◆ DATA IN THIS EXERCISE
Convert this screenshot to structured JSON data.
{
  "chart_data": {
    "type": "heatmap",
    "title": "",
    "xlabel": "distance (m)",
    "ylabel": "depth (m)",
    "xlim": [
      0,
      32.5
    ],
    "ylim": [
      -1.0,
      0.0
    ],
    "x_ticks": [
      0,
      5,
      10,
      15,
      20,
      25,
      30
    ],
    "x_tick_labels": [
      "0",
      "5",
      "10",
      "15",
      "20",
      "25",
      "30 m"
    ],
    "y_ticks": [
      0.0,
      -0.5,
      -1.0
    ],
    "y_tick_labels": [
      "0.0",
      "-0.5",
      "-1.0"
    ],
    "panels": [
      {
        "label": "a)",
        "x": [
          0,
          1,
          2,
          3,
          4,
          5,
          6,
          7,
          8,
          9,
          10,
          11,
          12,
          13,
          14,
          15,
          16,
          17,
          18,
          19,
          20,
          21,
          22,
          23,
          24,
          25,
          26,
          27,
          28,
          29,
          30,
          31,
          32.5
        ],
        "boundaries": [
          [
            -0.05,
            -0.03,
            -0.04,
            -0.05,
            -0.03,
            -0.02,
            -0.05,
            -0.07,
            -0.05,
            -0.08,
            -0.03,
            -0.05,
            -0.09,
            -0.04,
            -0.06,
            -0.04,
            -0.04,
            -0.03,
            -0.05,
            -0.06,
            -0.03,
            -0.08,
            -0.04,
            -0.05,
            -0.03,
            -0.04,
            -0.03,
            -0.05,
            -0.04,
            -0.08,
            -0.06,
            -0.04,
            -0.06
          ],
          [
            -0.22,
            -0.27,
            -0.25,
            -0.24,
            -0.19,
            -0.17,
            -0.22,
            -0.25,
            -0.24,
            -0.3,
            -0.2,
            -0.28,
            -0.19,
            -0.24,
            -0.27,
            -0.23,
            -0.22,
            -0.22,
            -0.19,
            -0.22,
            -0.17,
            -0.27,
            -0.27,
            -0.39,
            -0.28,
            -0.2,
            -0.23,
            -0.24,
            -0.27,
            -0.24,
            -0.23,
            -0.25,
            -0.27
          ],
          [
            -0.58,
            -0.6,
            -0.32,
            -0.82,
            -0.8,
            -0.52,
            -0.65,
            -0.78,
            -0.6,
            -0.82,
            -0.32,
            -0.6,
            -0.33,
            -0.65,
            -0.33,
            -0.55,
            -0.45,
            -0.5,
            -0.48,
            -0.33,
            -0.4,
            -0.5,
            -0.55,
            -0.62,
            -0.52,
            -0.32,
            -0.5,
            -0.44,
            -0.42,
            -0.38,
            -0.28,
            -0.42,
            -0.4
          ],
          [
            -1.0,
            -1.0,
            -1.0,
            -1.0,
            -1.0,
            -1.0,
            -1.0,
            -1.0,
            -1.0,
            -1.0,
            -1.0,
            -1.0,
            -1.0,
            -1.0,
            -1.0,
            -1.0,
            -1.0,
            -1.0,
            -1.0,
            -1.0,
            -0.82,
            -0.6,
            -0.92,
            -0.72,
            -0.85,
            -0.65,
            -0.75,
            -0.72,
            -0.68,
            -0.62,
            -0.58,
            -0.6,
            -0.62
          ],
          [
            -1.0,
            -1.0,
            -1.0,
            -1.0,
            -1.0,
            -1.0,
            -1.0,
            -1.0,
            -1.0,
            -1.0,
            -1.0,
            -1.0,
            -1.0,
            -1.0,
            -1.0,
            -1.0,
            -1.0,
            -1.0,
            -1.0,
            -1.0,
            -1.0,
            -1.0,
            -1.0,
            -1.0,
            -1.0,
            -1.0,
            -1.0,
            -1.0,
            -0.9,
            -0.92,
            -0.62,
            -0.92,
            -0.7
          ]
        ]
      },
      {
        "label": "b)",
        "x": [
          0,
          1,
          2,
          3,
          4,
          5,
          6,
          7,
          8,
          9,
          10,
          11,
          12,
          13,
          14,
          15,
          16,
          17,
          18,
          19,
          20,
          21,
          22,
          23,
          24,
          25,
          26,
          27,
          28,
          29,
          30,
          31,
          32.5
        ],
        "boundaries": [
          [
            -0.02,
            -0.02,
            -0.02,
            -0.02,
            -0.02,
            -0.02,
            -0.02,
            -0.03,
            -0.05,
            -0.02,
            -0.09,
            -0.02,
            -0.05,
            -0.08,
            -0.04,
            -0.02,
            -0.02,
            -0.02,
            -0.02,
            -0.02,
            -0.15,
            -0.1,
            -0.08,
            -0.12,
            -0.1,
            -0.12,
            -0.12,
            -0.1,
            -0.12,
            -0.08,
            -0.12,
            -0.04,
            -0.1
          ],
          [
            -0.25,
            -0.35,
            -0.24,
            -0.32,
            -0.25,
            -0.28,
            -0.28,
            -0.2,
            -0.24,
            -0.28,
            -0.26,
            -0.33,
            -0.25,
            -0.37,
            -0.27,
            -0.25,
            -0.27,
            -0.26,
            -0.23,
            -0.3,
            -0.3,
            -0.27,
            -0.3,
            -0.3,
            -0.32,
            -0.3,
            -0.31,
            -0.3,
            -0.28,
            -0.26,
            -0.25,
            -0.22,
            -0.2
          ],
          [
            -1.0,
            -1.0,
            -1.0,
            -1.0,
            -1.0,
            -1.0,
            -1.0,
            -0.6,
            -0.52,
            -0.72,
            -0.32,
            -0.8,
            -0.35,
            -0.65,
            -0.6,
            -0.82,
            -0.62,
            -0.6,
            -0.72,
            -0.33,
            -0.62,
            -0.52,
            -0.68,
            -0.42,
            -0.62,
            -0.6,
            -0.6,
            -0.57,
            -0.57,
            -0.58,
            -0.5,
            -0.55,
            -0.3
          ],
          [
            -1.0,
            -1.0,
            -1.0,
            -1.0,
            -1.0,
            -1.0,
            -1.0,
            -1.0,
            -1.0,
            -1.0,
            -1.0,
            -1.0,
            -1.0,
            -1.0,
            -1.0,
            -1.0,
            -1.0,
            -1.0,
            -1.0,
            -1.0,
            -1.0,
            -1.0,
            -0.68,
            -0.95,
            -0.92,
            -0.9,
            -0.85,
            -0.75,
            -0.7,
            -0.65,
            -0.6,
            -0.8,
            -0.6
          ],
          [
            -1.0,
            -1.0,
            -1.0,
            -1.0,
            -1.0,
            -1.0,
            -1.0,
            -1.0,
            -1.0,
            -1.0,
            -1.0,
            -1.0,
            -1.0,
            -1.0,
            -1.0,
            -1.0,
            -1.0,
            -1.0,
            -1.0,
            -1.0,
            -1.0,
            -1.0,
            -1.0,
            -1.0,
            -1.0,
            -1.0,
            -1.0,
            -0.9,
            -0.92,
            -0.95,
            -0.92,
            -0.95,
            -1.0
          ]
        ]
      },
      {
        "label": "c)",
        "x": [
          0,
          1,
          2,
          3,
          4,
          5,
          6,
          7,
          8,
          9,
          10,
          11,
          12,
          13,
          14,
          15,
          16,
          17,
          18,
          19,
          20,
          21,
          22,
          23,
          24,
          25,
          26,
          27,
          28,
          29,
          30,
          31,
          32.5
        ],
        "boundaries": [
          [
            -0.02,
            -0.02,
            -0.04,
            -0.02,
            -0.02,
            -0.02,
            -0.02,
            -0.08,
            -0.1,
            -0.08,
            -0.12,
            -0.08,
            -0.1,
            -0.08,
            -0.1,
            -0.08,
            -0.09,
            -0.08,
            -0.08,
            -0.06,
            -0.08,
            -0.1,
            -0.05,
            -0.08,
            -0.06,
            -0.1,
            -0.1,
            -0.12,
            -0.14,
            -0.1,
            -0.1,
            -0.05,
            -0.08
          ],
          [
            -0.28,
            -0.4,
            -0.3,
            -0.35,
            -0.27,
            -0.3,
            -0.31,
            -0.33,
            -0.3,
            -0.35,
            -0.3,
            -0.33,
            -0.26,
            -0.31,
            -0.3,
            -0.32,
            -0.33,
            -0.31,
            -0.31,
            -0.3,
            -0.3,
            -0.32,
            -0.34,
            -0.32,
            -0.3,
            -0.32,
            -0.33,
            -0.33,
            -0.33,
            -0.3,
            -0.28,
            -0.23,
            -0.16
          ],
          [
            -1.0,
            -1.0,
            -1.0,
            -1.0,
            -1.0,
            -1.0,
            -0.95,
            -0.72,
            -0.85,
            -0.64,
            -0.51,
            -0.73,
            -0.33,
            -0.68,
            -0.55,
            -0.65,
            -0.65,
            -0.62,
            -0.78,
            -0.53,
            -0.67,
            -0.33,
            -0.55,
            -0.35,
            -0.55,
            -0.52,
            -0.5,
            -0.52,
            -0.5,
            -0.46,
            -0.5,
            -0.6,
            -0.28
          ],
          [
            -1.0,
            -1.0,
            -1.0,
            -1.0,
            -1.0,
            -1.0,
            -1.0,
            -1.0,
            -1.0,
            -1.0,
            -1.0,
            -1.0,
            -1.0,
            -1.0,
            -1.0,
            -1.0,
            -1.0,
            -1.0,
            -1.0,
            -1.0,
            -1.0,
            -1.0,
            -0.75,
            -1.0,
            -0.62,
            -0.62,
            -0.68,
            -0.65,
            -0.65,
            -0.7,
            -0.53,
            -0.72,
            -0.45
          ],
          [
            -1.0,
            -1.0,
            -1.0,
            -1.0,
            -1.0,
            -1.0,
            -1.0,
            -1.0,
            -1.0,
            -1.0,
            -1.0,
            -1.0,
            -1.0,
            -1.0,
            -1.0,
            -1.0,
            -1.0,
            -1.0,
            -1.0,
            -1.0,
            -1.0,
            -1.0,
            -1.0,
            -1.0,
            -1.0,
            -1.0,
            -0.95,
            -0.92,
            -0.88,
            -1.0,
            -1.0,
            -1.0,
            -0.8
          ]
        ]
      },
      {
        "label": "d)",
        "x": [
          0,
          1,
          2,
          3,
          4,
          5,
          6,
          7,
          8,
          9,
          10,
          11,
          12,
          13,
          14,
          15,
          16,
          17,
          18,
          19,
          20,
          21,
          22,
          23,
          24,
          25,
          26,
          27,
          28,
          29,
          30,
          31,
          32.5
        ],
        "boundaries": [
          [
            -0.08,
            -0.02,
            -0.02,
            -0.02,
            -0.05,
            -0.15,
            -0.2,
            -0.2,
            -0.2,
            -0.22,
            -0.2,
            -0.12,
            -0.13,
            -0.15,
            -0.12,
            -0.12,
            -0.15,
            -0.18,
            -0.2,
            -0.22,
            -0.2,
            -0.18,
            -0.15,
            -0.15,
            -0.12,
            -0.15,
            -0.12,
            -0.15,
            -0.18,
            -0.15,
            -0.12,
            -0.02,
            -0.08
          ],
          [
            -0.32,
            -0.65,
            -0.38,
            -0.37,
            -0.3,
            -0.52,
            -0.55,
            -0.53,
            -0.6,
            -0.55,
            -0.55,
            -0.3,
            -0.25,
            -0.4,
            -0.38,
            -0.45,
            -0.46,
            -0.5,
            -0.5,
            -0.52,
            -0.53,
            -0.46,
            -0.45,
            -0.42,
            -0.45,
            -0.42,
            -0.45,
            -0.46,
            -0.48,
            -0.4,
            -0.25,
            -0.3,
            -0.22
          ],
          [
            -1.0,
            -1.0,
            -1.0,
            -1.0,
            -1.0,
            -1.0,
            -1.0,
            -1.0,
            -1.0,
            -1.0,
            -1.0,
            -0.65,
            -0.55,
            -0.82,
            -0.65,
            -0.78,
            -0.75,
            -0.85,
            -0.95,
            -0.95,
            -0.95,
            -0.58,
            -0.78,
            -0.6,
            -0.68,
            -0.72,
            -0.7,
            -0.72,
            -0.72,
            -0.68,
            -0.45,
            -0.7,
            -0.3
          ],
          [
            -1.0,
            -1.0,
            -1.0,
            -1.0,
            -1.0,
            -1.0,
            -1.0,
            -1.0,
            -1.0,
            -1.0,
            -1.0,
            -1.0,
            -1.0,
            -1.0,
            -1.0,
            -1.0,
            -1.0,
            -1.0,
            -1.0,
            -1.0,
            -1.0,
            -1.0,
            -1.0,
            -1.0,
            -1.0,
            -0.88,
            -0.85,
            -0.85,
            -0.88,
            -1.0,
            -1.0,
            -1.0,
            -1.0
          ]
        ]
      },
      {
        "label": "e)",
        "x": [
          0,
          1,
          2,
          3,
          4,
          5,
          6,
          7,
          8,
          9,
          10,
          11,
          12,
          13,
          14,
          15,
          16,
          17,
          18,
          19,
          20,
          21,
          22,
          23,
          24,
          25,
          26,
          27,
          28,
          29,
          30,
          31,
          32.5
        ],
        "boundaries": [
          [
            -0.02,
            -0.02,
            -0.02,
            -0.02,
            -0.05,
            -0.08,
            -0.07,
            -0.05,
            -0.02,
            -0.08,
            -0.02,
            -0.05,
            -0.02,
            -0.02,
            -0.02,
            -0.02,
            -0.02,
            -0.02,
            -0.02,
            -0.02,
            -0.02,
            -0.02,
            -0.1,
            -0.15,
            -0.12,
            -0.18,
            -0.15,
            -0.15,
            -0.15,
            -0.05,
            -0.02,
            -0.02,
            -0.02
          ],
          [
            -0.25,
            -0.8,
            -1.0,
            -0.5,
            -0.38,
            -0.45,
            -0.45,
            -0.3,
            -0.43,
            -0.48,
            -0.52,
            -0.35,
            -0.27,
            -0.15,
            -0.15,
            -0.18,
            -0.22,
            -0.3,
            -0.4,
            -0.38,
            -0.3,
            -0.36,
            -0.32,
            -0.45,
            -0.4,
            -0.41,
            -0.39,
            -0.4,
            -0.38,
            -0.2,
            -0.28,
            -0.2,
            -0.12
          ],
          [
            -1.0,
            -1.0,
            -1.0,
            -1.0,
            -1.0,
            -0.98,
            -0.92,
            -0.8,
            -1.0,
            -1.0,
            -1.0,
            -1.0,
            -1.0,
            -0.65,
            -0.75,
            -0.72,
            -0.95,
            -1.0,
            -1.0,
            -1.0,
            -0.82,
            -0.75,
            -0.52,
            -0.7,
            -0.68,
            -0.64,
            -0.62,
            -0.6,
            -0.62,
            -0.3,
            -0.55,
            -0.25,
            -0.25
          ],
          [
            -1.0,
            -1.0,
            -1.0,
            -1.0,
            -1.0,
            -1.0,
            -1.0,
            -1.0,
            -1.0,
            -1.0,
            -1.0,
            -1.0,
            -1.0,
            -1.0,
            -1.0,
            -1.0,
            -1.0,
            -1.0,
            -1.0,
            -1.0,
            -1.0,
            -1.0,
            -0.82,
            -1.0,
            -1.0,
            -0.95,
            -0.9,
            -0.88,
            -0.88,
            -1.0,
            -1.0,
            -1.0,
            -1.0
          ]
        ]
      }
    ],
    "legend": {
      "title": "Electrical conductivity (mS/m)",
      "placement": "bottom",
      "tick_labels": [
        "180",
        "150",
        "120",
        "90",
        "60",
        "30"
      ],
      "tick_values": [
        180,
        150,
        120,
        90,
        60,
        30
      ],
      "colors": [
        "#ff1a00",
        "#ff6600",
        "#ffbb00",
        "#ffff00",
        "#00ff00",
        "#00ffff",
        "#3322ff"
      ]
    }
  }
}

◆ WHAT TO PRODUCE
How many lines in these entries hold the string "title"? Answer with the number alone.

◆ REPLY TO THE EXERCISE
2